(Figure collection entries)
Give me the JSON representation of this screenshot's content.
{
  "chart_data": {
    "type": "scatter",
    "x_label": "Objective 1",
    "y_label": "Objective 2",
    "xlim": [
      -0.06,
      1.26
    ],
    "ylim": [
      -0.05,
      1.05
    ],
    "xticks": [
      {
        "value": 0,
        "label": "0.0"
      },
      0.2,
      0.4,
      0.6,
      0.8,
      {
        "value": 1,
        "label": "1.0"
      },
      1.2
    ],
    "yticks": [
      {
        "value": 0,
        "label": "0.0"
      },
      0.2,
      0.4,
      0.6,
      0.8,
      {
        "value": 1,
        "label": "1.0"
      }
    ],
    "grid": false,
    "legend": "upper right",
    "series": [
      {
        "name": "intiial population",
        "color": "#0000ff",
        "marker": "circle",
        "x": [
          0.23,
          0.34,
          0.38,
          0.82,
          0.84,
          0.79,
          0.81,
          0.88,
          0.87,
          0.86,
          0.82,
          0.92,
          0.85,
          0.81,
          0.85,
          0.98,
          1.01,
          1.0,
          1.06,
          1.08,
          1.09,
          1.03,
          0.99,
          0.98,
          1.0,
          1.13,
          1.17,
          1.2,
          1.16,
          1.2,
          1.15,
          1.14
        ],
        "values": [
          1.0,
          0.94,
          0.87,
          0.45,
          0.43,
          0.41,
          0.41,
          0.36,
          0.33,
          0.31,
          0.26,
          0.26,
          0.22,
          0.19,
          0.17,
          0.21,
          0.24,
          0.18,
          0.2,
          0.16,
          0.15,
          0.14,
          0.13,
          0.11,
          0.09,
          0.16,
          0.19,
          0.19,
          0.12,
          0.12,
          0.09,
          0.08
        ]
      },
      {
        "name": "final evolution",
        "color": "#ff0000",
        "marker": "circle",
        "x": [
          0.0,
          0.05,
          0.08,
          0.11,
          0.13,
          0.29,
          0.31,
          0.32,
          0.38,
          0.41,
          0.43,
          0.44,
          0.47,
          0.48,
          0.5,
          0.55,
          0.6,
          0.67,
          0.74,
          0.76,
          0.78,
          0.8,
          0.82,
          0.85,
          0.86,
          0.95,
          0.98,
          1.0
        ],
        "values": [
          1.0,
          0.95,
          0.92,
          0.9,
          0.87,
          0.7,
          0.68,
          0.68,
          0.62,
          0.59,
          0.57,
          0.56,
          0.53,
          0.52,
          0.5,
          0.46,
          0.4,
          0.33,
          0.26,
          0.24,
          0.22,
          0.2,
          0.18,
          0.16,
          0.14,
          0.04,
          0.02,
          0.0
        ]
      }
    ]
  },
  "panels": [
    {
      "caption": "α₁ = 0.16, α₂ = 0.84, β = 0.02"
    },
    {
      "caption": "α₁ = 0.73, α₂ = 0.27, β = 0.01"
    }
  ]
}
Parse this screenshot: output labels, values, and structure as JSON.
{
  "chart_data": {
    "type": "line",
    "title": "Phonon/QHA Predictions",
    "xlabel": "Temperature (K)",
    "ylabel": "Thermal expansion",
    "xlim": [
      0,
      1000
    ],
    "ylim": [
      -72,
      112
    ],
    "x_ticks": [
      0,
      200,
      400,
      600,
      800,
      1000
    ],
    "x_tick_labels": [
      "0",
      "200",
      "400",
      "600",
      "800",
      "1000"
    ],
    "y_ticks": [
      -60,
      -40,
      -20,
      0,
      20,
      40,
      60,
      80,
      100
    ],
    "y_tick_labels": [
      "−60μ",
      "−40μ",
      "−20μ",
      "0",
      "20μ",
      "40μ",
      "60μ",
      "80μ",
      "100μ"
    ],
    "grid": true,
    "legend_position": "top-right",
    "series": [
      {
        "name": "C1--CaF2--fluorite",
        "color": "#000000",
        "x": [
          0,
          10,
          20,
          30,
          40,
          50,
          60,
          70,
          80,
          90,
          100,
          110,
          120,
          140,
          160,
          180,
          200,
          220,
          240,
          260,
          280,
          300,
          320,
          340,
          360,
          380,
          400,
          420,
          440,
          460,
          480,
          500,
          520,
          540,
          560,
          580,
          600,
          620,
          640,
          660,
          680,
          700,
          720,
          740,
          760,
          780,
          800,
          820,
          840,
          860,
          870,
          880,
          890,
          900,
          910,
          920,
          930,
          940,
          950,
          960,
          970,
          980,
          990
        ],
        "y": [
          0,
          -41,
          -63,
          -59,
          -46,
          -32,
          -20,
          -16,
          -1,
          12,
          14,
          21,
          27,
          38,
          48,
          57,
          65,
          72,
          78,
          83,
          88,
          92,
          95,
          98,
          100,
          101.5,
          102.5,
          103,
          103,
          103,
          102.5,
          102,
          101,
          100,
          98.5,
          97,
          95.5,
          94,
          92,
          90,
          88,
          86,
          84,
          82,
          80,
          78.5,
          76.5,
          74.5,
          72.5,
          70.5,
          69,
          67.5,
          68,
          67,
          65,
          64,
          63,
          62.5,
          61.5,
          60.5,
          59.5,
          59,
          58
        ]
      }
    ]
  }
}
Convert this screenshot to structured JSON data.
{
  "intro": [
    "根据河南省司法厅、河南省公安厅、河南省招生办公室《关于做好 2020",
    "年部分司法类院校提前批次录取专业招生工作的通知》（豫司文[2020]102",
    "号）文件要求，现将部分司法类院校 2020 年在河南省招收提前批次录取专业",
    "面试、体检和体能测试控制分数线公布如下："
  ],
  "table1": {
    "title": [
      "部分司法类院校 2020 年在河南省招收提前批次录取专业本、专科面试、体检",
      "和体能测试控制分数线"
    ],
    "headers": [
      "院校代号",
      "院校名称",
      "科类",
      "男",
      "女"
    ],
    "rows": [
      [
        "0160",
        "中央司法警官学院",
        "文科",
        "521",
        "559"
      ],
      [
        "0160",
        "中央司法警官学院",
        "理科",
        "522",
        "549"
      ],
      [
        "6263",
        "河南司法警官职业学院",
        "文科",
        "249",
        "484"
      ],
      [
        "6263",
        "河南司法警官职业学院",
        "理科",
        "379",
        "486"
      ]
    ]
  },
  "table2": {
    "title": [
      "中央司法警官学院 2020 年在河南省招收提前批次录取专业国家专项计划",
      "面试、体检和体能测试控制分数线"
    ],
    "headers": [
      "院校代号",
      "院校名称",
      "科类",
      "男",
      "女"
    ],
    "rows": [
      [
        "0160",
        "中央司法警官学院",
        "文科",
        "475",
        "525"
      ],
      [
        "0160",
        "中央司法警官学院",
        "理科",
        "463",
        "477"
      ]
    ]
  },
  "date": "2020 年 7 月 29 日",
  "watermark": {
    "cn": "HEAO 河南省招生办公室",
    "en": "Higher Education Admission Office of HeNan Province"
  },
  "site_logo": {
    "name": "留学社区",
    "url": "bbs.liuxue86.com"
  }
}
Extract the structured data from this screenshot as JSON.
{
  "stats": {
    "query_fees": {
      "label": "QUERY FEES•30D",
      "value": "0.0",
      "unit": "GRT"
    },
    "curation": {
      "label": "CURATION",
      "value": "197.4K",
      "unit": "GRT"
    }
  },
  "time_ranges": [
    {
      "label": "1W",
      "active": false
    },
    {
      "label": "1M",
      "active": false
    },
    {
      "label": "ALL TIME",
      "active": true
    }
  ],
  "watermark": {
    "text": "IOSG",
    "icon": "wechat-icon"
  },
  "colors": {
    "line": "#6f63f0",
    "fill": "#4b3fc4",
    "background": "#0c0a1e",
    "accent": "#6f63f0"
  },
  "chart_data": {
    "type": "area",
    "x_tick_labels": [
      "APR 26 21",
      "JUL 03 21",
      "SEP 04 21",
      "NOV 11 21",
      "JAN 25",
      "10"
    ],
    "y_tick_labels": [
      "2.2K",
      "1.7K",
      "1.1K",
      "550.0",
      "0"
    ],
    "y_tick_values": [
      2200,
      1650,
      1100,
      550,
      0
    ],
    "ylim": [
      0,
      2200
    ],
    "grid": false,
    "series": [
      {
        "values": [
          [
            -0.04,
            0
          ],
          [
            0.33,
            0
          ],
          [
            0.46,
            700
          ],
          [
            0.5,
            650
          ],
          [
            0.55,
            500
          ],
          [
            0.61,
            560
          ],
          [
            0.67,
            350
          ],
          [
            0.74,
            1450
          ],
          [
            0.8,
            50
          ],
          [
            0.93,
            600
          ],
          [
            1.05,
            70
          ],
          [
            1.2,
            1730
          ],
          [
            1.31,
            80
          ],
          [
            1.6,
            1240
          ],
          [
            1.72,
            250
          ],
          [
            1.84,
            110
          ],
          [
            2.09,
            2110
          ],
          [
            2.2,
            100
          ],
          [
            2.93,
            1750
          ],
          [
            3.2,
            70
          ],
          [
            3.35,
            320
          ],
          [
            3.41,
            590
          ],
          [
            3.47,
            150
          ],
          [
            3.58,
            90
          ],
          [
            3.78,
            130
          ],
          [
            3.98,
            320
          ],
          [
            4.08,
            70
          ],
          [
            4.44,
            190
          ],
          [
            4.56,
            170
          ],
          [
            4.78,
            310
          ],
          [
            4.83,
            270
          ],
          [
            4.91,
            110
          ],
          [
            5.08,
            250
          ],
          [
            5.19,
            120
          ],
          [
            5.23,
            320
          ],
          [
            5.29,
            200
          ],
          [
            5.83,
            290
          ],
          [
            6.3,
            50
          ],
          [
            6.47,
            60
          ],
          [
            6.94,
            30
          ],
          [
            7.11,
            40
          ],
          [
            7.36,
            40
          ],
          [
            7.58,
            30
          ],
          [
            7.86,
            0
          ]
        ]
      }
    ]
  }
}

(Task brief): Look through the material above. Copy each line where the word "caption" appears.

(Problem solution):
      "caption": "α₁ = 0.16, α₂ = 0.84, β = 0.02"
      "caption": "α₁ = 0.73, α₂ = 0.27, β = 0.01"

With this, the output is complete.